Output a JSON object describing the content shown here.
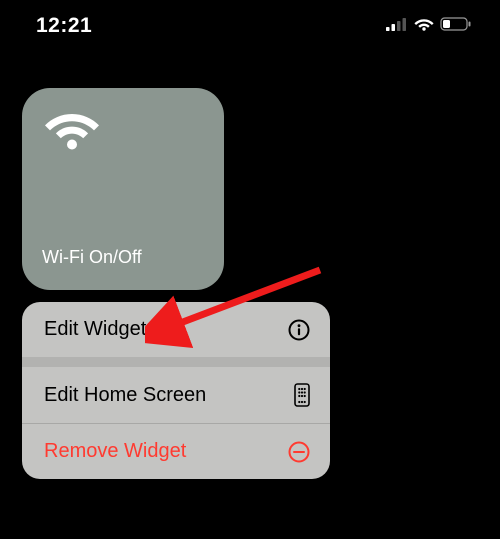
{
  "status": {
    "time": "12:21"
  },
  "widget": {
    "label": "Wi-Fi On/Off"
  },
  "menu": {
    "edit_widget": "Edit Widget",
    "edit_home_screen": "Edit Home Screen",
    "remove_widget": "Remove Widget"
  }
}
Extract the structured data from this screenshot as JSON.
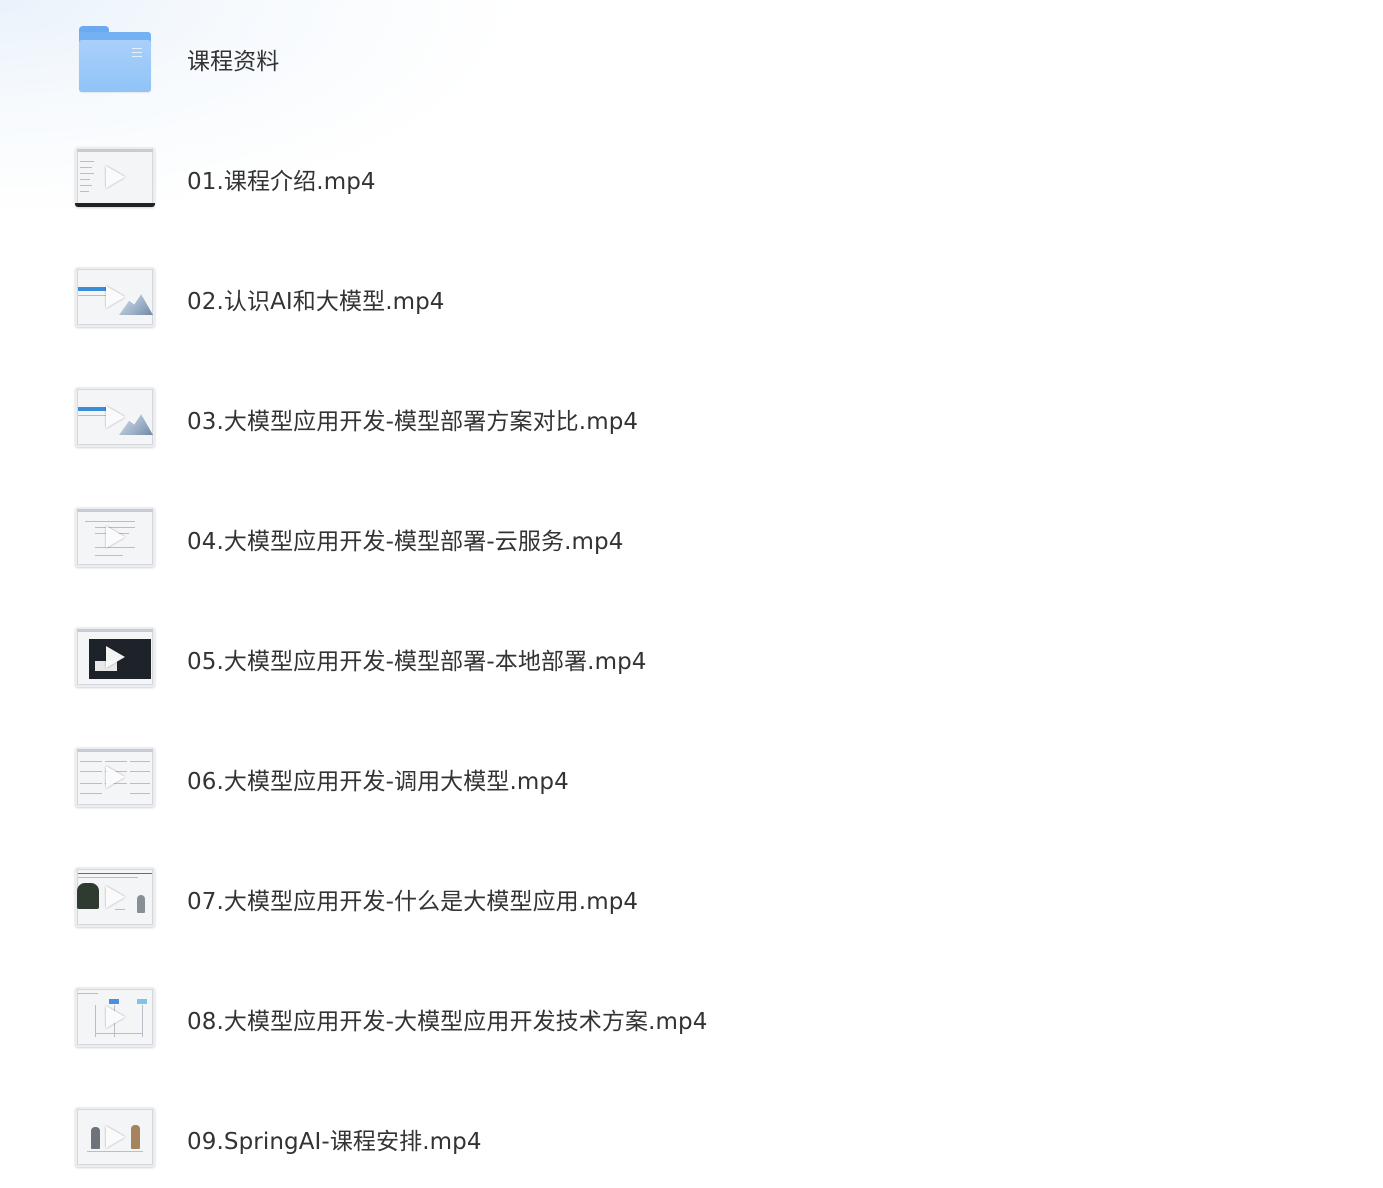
{
  "items": [
    {
      "type": "folder",
      "name": "课程资料",
      "icon": "folder-icon"
    },
    {
      "type": "video",
      "name": "01.课程介绍.mp4",
      "icon": "video-thumbnail"
    },
    {
      "type": "video",
      "name": "02.认识AI和大模型.mp4",
      "icon": "video-thumbnail"
    },
    {
      "type": "video",
      "name": "03.大模型应用开发-模型部署方案对比.mp4",
      "icon": "video-thumbnail"
    },
    {
      "type": "video",
      "name": "04.大模型应用开发-模型部署-云服务.mp4",
      "icon": "video-thumbnail"
    },
    {
      "type": "video",
      "name": "05.大模型应用开发-模型部署-本地部署.mp4",
      "icon": "video-thumbnail"
    },
    {
      "type": "video",
      "name": "06.大模型应用开发-调用大模型.mp4",
      "icon": "video-thumbnail"
    },
    {
      "type": "video",
      "name": "07.大模型应用开发-什么是大模型应用.mp4",
      "icon": "video-thumbnail"
    },
    {
      "type": "video",
      "name": "08.大模型应用开发-大模型应用开发技术方案.mp4",
      "icon": "video-thumbnail"
    },
    {
      "type": "video",
      "name": "09.SpringAI-课程安排.mp4",
      "icon": "video-thumbnail"
    }
  ],
  "colors": {
    "folder": "#91c3f8",
    "text": "#333333",
    "play": "#ffffff"
  }
}
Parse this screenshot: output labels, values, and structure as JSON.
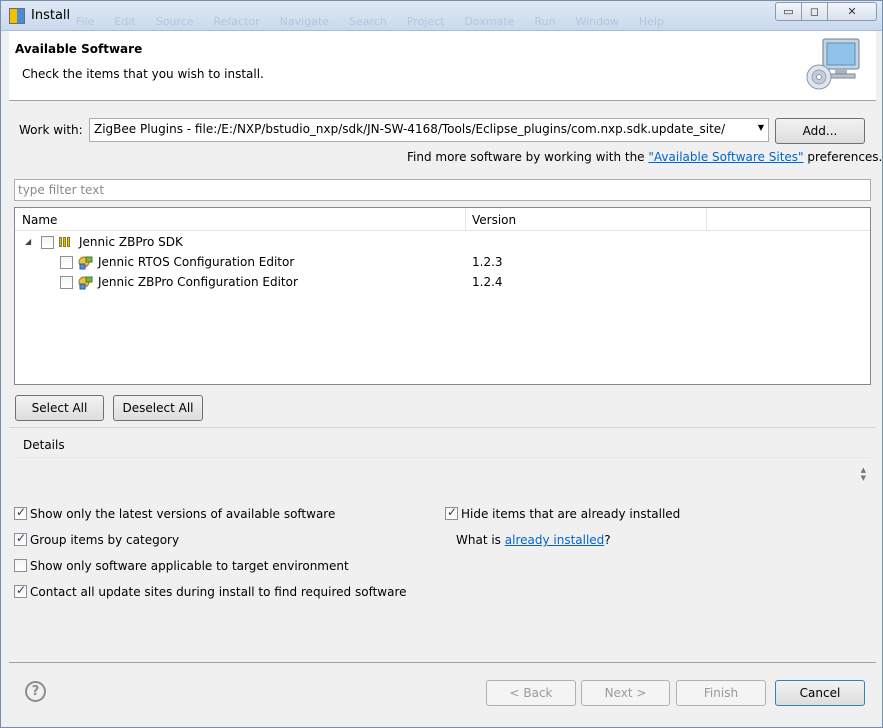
{
  "window": {
    "title": "Install",
    "ghost_menu": [
      "File",
      "Edit",
      "Source",
      "Refactor",
      "Navigate",
      "Search",
      "Project",
      "Doxmate",
      "Run",
      "Window",
      "Help"
    ]
  },
  "header": {
    "title": "Available Software",
    "description": "Check the items that you wish to install."
  },
  "work_with": {
    "label": "Work with:",
    "value": "ZigBee Plugins - file:/E:/NXP/bstudio_nxp/sdk/JN-SW-4168/Tools/Eclipse_plugins/com.nxp.sdk.update_site/",
    "add_label": "Add..."
  },
  "find_more": {
    "prefix": "Find more software by working with the ",
    "link": "\"Available Software Sites\"",
    "suffix": " preferences."
  },
  "filter": {
    "placeholder": "type filter text"
  },
  "tree": {
    "columns": {
      "name": "Name",
      "version": "Version"
    },
    "category": {
      "name": "Jennic ZBPro SDK",
      "checked": false,
      "expanded": true
    },
    "items": [
      {
        "name": "Jennic RTOS Configuration Editor",
        "version": "1.2.3",
        "checked": false
      },
      {
        "name": "Jennic ZBPro Configuration Editor",
        "version": "1.2.4",
        "checked": false
      }
    ]
  },
  "buttons": {
    "select_all": "Select All",
    "deselect_all": "Deselect All",
    "back": "< Back",
    "next": "Next >",
    "finish": "Finish",
    "cancel": "Cancel"
  },
  "details": {
    "label": "Details"
  },
  "options": {
    "latest_versions": {
      "label": "Show only the latest versions of available software",
      "checked": true
    },
    "group_by_category": {
      "label": "Group items by category",
      "checked": true
    },
    "target_env": {
      "label": "Show only software applicable to target environment",
      "checked": false
    },
    "contact_sites": {
      "label": "Contact all update sites during install to find required software",
      "checked": true
    },
    "hide_installed": {
      "label": "Hide items that are already installed",
      "checked": true
    },
    "what_is": {
      "prefix": "What is ",
      "link": "already installed",
      "suffix": "?"
    }
  }
}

→ WHAT TO DO: Using the records above, copy every line that has the word "screenshot" in it.

→ WRITTEN RESPONSE:
Extract the structured data from this screenshot as JSON.
Parse this screenshot: output labels, values, and structure as JSON.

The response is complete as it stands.